▸ **Auszug**:
__________________________________________________
Der Geiger und Dirigent Andrej Nikolaev wurde in Sofia, Bulgarien, geboren. Mit 13 Jahren fing er an, an der Zentralen Musikschule in Moskau in der Klasse von Professor Leonid Lundstrem zu studieren. Anschließend studierte er bei Professor Henryk Kowalski in Stockholm, Schweden. 1994 absolvierte er das State Music College in Moskau mit einem ausgezeichneten Diplom. Andrej promovierte im Mai 2001 am Royal College of Music in Stockholm. In seiner Abschlussprüfung spielte er das Violinkonzert Nr. 1 von Niccoló Paganini in D-Dur. 1998 wechselte er zum Stockholmer Royal Opera House Orchester. Zurzeit wird Andrej häufig eingeladen, führende Positionen in Orchestern und Kammermusikensembles projektweise zu spielen. Seit 2012 wird er regelmäßig als Konzertmeister für das Norrkoping Symphony Orchestra, unter anderem für Vastaras symfonietta, engagiert. Momentan ist Andrej Leiter des Schwedischen Streichquartetts.


Anton Hubert

Der 1978 geborene Anton Hubert erhielt seinen ersten Violinunterricht bereits im Alter von fünf Jahren. Mit vierzehn setzte er seine musikalische Bildung am Markgräfin-Wilhelmine Gymnasium in Bayreuth fort. 1996 studierte er an der Hochschule für Musik Würzburg zunächst Violine bei Prof. Sören Uhde, bevor er seinen Schwerpunkt auf die Viola (bei Prof. Reiner Schmidt) verlagerte. Nach dem Diplomabschluss 2003 und anschließendem Aufbaustudium schloss er das Fach Viola im Jahr 2005 mit dem Konzertexamen ab. Seit 2007 ergänzt Hubert seine Studien im Bereich Kammermusik beim „Vogler Quartett“ in Stuttgart. Bereits während seines Studiums wird er von den Verantwortlichen des Kammerorchesters Camerata Würzburg für die Solo Bratsche engagiert. Zudem spielt er im Orchester der „Jungen Deutschen Philharmonie“ sowie am Meininger Theater. 2000 wird er stellvertretender Solobratschist im philharmonischen Orchester in Würzburg, und 2005 tritt er die Solostelle im Orchester des Coburger Landestheaters an. Zahlreiche Musikfestivals wie z. B. „Cape Classic“ in Kapstadt bringen ihn mit namhaften Musikern wie dem Cellisten Daniel Müller-Schott und dem Geiger Florian Meierott zusammen. 2008 wird Anton Hubert Mitglied des Residenzquartetts in Würzburg. Seit 2009 hat er die Solostelle im Orchester des Pfalztheaters in Kaiserslautern inne und spielt Solopartien in der Südwestfälischen Philharmonie und der Russischen Kammerphilharmonie in St. Petersburg. 2010 wird Anton Hubert Solobratschist des Tiroler Festspielorchesters in Erl. 2016 wird er zum stellvertretenden Solo Viola am Stadttheater in Gießen und auf der gleichen Position an der Hofkapelle in Meiningen.
__________________________________________________
▸ **Aufgabe**: Nimm den Auszug über die Musiker Andrej Nikolaev und Anton Hubert nach seinem letzten Satz wieder auf und schreibe ihn weiter.

[Gespeicherte Dateneinträge]
__________________________________________________
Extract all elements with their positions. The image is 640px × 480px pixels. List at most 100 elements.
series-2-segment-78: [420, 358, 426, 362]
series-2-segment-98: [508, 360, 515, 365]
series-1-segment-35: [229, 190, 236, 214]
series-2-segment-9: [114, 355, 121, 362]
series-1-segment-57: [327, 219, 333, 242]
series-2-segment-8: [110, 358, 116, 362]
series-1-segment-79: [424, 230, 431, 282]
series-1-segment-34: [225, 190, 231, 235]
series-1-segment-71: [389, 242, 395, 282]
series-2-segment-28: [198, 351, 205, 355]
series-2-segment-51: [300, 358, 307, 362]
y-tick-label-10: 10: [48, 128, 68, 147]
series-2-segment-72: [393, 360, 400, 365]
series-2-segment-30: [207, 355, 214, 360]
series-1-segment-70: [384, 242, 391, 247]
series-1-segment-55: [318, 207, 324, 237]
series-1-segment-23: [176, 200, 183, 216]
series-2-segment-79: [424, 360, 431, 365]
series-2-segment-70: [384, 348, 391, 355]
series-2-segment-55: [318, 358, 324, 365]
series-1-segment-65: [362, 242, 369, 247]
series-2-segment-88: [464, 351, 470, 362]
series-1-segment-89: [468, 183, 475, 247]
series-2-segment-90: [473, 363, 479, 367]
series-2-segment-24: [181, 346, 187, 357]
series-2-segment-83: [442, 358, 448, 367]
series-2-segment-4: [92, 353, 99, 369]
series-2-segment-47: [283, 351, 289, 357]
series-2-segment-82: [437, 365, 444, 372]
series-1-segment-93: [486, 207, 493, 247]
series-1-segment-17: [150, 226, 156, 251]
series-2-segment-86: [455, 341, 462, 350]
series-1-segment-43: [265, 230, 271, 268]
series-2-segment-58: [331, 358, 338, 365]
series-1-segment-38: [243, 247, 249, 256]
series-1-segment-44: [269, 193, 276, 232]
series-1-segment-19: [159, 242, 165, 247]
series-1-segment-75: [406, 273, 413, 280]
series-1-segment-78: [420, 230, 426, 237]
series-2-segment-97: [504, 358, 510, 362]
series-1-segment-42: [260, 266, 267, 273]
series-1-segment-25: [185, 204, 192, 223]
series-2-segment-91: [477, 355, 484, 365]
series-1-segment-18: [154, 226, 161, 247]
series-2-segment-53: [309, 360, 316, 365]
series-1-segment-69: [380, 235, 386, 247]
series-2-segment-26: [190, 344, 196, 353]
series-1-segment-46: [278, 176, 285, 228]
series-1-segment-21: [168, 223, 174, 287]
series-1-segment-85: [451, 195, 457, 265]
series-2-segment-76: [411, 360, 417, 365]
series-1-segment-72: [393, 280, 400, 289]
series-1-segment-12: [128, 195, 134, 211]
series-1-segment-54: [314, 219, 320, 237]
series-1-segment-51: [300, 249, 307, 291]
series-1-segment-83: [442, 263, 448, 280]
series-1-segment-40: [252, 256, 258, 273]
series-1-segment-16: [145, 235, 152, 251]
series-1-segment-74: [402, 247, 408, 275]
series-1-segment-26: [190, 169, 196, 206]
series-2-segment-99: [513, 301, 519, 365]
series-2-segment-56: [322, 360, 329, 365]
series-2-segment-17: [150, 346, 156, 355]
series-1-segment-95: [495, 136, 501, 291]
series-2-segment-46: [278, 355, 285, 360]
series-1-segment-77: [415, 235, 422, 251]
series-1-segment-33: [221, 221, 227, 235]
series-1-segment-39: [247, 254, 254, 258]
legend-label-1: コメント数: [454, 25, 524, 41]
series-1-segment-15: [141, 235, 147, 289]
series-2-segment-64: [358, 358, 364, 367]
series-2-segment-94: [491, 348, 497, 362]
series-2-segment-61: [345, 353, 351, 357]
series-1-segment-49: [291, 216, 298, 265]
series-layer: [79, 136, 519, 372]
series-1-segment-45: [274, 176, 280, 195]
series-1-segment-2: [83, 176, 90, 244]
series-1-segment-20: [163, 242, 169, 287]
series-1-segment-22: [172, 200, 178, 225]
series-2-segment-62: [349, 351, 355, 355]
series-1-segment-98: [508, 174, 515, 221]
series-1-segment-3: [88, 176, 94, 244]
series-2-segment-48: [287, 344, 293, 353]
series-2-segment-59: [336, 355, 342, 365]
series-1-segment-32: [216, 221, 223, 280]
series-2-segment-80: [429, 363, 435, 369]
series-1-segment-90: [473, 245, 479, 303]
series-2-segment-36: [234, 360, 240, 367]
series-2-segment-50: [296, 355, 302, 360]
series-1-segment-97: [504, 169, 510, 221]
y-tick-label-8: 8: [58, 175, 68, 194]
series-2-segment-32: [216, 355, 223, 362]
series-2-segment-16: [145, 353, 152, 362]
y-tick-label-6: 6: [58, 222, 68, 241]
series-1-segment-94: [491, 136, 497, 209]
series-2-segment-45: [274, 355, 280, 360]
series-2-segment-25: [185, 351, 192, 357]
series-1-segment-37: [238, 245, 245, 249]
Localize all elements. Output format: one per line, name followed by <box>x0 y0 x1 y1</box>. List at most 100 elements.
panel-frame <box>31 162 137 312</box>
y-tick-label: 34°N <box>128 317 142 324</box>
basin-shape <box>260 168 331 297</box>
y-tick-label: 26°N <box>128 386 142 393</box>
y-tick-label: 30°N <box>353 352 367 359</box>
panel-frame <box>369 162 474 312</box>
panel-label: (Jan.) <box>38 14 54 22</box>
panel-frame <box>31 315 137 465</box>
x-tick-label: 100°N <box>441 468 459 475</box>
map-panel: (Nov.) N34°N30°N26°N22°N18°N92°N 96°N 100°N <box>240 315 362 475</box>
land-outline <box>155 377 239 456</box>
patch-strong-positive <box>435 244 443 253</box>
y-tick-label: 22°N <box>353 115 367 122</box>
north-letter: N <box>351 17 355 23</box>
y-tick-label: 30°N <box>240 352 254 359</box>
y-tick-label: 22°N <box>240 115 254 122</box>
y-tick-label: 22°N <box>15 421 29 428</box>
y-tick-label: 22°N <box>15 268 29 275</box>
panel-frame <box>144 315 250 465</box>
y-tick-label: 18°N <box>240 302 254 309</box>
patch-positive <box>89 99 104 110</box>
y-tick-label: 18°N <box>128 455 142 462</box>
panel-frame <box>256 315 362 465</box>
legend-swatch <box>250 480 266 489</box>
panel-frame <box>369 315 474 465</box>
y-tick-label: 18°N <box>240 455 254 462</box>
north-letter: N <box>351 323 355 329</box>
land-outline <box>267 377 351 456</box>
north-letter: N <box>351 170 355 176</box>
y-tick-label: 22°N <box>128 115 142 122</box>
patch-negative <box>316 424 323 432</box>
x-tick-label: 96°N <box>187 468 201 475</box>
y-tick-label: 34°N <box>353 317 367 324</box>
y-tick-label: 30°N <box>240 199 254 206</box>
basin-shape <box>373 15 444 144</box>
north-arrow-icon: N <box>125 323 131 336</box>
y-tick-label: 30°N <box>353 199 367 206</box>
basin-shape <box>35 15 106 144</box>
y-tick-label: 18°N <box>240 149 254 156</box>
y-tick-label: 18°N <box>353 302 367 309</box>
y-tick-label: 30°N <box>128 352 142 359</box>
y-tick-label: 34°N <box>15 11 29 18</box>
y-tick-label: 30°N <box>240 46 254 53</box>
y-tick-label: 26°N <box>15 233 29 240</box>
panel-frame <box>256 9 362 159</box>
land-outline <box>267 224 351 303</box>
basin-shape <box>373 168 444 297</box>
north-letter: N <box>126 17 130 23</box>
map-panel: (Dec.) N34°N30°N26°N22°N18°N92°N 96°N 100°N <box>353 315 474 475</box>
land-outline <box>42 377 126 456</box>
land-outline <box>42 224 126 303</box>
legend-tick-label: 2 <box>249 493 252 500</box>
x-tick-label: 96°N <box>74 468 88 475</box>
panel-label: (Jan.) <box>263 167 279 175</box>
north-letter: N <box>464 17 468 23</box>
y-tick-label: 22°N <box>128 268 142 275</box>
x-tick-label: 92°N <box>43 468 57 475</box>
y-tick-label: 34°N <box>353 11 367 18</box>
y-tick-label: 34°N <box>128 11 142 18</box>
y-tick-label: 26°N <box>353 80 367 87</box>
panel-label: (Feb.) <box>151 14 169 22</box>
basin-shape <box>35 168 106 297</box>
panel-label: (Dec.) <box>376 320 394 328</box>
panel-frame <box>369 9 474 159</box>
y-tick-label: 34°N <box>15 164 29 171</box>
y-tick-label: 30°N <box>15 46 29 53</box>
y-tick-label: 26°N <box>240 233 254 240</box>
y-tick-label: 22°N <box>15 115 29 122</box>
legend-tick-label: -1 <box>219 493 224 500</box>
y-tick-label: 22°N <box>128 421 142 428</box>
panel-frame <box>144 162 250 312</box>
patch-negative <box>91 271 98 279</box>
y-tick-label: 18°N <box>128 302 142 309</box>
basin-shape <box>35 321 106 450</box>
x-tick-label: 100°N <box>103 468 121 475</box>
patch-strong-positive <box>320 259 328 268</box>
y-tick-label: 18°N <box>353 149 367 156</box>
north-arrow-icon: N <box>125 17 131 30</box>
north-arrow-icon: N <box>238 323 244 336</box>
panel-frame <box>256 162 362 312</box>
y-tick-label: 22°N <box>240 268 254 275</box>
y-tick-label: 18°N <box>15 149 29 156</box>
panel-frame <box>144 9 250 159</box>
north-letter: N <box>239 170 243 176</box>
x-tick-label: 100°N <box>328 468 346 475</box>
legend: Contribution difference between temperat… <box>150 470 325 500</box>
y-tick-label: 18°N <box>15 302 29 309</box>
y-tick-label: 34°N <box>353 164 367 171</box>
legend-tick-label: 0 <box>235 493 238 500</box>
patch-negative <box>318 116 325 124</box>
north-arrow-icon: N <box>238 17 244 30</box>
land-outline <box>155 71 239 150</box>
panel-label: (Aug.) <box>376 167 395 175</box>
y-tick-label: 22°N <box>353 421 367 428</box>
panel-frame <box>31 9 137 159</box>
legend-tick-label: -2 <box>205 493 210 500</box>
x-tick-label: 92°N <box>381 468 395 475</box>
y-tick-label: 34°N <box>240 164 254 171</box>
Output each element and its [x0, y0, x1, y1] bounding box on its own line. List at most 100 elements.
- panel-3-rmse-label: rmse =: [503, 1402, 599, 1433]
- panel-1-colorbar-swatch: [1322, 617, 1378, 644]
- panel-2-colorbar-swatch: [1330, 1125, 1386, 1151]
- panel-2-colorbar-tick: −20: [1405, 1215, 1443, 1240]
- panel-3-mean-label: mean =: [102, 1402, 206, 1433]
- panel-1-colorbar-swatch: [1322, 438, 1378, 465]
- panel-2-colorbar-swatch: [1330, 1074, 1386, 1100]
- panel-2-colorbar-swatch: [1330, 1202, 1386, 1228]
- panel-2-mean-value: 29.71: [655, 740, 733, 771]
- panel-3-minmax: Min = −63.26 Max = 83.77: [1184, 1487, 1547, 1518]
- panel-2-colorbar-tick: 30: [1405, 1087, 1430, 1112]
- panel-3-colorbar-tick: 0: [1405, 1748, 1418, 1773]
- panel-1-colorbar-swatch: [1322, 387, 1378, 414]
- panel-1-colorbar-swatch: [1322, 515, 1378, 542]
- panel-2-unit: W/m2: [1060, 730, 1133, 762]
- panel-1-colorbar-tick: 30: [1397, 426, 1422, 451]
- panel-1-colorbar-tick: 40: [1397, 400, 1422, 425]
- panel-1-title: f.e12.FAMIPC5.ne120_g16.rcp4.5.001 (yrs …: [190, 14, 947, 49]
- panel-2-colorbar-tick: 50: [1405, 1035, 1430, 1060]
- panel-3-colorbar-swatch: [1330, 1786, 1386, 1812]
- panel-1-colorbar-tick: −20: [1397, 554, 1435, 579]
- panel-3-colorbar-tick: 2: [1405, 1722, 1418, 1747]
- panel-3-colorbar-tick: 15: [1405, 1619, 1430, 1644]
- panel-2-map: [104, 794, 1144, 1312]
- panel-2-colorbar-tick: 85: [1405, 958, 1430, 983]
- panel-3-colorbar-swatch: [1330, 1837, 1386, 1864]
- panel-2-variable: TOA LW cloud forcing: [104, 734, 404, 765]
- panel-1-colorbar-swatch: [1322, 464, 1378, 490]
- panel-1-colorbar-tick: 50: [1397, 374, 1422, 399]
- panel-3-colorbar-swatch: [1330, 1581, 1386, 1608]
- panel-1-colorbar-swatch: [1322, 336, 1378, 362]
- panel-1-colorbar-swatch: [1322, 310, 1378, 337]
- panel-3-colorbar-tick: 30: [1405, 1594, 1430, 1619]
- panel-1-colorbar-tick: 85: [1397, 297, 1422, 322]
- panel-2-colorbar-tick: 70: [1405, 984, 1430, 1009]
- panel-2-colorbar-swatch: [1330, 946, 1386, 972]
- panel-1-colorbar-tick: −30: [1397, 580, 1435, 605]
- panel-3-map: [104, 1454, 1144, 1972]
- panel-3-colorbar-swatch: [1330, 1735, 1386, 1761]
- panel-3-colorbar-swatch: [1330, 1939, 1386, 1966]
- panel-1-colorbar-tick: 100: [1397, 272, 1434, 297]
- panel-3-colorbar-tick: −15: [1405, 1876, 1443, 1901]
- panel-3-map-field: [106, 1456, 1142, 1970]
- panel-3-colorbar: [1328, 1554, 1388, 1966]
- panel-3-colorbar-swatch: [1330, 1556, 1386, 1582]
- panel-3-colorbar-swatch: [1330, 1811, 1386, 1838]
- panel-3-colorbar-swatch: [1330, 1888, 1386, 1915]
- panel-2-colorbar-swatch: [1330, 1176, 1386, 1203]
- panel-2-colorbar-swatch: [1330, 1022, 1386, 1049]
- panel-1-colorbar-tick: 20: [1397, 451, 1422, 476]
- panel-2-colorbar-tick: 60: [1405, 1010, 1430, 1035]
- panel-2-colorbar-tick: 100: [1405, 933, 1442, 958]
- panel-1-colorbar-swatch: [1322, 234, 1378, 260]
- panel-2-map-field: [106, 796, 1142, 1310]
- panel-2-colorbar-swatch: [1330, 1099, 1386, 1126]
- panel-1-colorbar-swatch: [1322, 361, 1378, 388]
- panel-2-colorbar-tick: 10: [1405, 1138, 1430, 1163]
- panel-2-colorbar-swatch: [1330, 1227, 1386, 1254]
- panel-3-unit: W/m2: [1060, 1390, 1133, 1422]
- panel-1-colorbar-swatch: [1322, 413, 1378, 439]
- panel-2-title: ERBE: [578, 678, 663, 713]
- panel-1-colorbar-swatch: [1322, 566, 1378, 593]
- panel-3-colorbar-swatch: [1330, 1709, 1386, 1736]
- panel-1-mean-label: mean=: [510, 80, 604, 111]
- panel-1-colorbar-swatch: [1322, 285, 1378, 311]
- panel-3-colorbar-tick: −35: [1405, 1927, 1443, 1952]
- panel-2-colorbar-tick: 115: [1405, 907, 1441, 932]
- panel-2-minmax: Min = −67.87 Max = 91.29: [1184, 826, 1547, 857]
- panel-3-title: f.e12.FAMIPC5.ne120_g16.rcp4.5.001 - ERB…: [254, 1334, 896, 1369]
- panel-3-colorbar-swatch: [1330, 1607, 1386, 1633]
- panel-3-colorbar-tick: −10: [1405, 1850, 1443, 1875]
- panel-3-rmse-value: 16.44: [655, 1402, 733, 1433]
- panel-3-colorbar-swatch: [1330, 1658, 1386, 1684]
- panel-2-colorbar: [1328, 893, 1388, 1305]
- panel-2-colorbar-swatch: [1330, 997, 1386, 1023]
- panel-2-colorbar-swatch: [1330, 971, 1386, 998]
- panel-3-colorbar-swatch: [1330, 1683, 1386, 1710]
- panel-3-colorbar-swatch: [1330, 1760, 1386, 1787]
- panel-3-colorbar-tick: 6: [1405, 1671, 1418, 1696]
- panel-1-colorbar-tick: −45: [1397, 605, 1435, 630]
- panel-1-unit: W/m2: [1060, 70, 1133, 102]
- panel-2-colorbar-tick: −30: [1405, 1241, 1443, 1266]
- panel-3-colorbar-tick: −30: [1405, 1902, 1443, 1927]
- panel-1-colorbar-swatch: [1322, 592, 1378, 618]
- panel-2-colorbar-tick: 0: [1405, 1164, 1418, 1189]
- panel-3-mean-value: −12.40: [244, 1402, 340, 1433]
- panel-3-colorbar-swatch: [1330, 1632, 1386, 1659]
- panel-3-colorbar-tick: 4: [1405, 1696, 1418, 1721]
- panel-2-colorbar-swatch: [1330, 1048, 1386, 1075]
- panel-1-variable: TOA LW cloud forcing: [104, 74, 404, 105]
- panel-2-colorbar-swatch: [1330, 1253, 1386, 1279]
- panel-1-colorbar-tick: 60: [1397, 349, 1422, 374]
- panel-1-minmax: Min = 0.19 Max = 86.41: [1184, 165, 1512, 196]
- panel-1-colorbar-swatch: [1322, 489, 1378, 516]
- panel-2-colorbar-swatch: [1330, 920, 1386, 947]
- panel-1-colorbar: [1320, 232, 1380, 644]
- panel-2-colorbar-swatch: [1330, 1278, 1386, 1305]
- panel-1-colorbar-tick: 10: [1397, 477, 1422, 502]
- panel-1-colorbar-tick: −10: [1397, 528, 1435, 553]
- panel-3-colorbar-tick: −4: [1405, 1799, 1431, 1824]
__________________________________________________
▸ **Antwort**:
Lev Gordin

Lev Gordin wurde in St.-Petersburg geboren. Er begann sein Cellostudium im Alter von 6 Jahren bei Natalia Tolbukhina, einer ehemaligen Studentin von Sviatoslav Knushevitsky und Mstislav Rostropovich. Danach studierte er in Israel, USA und Deutschland bei Hillel Zori, Bernard Greenhouse und Wolfgang Boettcher, besuchte unter anderem Meisterkurse von Frans Helmerson, Mstislav Rostropovich, Boris Pergamenschikow und Wolfgang Laufer. Später wirkte er als Solo-Cellist bei den Jenaer Philharmoniker und am Landestheater Eisenach und ist zurzeit ein gern gesehener Gast, unter anderem, im Münchner Rundfunkorchester, am Meininger Theater, im Bergen Philharmonic Orchestra (Norwegen) und Leipziger Symphonieorchester. Er tritt als Solist und Kammermusikpartner in internationalen Festivals auf, unterrichtet auf Meisterkursen und ist als Jurymitglied bei Musikwettbewerben tätig.
Lev Gordin hat mehrere Runfunk- und CD-Aufnahmen als Orchester- und Kammermusiker eingespielt sowie mehrere Wettbewerbspreise und Auszeichnungen gewonnen. Seit 2016 ist er als Solo-Cellist bei der Klassischen Philharmonie Bonn tätig.
Seit 2018 gehört Lev Gordin zu den Solisten des ersten Deutsch-Israelischen Orchesters „Yachad Chamber Orchestra“.